Zu prüfender Text:
Das erstmals in der Berufung erstattete Vorbringen, die Rechtsmeinung des Bezirksgerichts Freistadt (zur Alternativbegründung des Alleinverschulden der Klägerin) sei unrichtig gewesen und die Klägerin hätte diese unrichtige Rechtsmeinung erfolgreich mit einer Berufung bekämpft, wenn dieses eine Verletzung der Verkehrssicherungspflichten bejaht hätte, was aufgrund des unrichtigen Gutachtens des Beklagten nicht geschehen sei, verstößt damit gegen das Neuerungsverbot des § 482 Abs 2 ZPO und ist daher unbeachtlich. Auf sich daraus allfällig ergebende Fragen einer kumulativen Kausalität (RS0022729; RS0022703) war nicht weiter einzugehen.
6.Die Feststellungen des Erstgerichts zur fehlenden Auswirkung der unrichtigen Angaben des Beklagten in seinem im Vorprozess erstatteten Gutachten auf die gerichtliche Entscheidung im Vorprozess blieben unbekämpft (eine Beweisrüge wurde nicht erhoben). Indem sich die Berufung von diesen Feststellungen entfernt, ist die Rechtsrüge nicht gesetzmäßig ausgeführt (RS0041585; RS0043603 [T2, T8]; RS0043312 [T12]).
7. Die Berufungswerberin rügt als sekundären Feststellungsmangel, das Erstgericht habe keine Feststellung zur Unrichtigkeit der vom Beklagten im Gutachten des Vorprozesses geäußerten Ansicht, wonach am Unfallstag keine Gummimatte auf der zur Vereisung neigenden Brücke zu verlegen gewesen wäre, getroffen. Es hätte ferner auch feststellen müssen, dass das Erstgericht im Vorprozess, ausgehend von einem diesbezüglich richtigen Gutachten, eine weitere Verletzung der Verkehrssicherungspflichten durch die C* GmbH bejaht hätte.
Auch hier geht die Berufung wiederum unzutreffend davon aus, es handle sich bei nachstehender Feststellung des Erstgerichts (auf US 18) um eine „rechtliche Beurteilung“:
„Auch wenn der Beklagte anstelle der obigen Ausführungen in seinem Gutachten empfohlen hätte, am Ort der Unfallörtlichkeit eine Matte aufzulegen, […] hätte das Bezirksgericht Freistadt unter Zugrundelegung der übrigen von ihm getroffenen (nicht die Frage der ausreichenden Streuung betreffenden) Feststellungen die Klage mit der oben wiedergegebenen Begründung abgewiesen, dass die Klägerin das weitaus überwiegende Verschulden treffe, welches die Haftung der C* GmbH aufhebe.“
Wie bereits zu Punkt 3. dargelegt, traf das Erstgericht damit auf Tatsachenebene eine Feststellung zur natürlichen Kausalität.

Gezeigte Einträge:

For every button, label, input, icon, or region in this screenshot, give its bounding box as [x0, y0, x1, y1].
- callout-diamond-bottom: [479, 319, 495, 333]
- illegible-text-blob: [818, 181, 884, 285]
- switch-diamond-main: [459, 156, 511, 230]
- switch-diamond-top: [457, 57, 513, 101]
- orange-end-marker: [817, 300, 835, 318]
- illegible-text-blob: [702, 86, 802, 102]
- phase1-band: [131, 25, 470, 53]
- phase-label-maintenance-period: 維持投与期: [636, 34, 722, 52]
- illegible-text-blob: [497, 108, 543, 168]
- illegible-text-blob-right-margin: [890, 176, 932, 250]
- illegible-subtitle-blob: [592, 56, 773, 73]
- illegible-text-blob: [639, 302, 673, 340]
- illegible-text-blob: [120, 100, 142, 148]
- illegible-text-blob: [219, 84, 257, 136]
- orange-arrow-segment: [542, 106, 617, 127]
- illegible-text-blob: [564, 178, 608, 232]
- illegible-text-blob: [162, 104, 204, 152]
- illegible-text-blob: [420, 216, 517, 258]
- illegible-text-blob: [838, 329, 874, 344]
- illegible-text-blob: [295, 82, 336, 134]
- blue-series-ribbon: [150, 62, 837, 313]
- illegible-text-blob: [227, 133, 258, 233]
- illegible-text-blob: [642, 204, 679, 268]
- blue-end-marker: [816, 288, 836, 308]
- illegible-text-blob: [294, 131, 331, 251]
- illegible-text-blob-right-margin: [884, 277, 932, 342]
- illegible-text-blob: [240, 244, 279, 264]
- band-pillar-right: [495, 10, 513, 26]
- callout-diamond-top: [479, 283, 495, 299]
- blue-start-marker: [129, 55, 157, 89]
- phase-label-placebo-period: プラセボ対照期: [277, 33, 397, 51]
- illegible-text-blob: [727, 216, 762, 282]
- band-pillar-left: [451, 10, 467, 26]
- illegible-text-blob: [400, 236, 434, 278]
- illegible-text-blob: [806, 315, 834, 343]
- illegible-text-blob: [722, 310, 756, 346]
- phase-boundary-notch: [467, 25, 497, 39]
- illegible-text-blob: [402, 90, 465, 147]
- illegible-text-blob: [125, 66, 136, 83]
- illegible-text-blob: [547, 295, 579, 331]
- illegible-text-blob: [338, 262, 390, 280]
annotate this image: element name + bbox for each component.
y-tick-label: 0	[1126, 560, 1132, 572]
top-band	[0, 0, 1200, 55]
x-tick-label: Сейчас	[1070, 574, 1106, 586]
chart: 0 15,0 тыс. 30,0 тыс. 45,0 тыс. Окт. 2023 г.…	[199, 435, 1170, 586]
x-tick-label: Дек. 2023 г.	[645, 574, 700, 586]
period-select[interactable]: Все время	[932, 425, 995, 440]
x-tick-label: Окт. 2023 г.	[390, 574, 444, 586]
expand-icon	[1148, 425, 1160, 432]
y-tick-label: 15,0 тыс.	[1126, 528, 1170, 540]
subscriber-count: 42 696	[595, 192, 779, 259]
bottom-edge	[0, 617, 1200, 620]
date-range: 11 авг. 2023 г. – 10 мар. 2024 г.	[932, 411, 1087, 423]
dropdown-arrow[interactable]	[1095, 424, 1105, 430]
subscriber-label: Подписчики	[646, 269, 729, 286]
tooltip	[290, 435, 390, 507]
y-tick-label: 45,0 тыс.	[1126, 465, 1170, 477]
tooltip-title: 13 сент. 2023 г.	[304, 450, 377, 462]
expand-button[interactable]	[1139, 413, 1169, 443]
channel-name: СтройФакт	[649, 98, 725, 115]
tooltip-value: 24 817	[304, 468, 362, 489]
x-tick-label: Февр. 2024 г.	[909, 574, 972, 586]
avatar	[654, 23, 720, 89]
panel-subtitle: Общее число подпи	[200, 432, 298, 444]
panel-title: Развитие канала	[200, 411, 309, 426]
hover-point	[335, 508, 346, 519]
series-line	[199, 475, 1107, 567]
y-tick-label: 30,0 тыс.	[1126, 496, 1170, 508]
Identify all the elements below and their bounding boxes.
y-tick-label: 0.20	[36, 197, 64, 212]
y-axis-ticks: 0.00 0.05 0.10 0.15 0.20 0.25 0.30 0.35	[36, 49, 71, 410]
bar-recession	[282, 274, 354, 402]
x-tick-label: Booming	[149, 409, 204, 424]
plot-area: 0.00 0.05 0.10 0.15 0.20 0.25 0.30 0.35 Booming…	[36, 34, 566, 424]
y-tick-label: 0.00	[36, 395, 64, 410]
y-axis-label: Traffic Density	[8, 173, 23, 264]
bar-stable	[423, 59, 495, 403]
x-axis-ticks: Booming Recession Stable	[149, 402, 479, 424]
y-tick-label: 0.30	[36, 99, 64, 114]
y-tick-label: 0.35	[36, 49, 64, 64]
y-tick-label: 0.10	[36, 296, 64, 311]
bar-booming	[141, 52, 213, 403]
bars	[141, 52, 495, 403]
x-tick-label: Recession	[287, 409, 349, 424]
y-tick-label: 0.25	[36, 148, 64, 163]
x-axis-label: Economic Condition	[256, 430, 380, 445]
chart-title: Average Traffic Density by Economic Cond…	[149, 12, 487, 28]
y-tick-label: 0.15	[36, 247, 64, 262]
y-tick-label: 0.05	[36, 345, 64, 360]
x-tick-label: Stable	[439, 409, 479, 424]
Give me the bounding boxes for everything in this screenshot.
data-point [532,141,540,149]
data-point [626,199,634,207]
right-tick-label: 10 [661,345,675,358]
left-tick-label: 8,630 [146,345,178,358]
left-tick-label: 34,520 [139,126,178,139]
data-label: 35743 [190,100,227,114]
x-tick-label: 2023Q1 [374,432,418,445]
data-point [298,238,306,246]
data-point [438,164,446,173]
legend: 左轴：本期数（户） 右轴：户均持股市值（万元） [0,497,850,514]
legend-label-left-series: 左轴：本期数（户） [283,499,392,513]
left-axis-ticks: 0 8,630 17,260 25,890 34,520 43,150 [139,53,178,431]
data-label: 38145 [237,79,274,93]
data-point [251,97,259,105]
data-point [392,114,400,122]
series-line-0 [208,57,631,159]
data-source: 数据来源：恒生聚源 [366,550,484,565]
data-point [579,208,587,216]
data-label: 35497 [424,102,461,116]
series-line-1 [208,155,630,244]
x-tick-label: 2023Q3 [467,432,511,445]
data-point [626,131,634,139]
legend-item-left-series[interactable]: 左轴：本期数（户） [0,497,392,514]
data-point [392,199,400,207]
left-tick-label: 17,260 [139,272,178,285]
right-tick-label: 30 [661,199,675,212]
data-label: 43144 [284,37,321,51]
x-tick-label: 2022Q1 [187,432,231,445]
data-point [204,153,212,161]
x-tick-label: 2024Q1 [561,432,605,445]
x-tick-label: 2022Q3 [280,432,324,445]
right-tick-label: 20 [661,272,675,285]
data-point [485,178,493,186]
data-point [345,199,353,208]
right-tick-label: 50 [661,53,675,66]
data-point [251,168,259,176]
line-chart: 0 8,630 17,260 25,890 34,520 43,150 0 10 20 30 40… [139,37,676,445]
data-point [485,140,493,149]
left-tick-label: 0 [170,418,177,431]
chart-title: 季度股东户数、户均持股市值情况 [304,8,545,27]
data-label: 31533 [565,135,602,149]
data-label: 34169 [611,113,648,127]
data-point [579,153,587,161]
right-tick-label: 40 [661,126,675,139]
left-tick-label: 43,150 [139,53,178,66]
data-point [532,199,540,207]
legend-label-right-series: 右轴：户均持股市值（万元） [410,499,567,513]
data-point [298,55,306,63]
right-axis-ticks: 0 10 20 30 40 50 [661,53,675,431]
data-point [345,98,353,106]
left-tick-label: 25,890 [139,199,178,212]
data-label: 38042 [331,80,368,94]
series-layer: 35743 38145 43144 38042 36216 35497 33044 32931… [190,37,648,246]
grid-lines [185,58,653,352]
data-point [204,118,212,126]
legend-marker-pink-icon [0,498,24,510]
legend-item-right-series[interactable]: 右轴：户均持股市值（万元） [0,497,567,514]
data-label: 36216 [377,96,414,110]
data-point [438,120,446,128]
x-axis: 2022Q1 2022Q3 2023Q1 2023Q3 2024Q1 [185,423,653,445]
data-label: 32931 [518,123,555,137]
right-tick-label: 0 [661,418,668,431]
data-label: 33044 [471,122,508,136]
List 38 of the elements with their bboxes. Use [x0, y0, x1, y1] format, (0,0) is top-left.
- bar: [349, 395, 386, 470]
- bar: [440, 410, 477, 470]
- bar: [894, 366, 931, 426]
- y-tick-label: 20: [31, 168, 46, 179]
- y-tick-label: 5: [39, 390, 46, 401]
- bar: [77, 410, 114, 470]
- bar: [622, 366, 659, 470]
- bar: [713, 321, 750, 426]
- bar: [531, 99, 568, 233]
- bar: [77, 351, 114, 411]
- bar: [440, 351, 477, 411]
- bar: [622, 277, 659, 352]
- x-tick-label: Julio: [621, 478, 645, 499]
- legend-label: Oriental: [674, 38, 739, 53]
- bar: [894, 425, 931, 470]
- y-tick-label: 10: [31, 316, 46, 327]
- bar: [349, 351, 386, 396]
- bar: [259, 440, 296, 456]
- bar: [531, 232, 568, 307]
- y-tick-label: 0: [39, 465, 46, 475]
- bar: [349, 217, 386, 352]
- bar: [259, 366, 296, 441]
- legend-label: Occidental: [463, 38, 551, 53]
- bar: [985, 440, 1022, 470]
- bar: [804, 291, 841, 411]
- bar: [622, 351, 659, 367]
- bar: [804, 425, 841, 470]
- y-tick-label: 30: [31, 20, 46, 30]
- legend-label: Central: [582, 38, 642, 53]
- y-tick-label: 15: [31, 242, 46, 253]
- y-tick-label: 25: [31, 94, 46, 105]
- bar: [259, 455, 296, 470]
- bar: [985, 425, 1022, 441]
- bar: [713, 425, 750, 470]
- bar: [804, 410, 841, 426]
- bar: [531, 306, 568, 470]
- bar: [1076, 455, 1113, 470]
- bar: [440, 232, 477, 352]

Ziel der Aufgabe:
Zitieren Sie wörtlich aus dem zu prüfenden Text: Setzen Sie bei den Worten „6.Die Feststellungen des“ ein und hören Sie nach „T8]; RS0043312 [T12]).“ auf. Die Einträge spielen hierfür keine Rolle.

Antwort siehe unten:
6.Die Feststellungen des Erstgerichts zur fehlenden Auswirkung der unrichtigen Angaben des Beklagten in seinem im Vorprozess erstatteten Gutachten auf die gerichtliche Entscheidung im Vorprozess blieben unbekämpft (eine Beweisrüge wurde nicht erhoben). Indem sich die Berufung von diesen Feststellungen entfernt, ist die Rechtsrüge nicht gesetzmäßig ausgeführt (RS0041585; RS0043603 [T2, T8]; RS0043312 [T12]).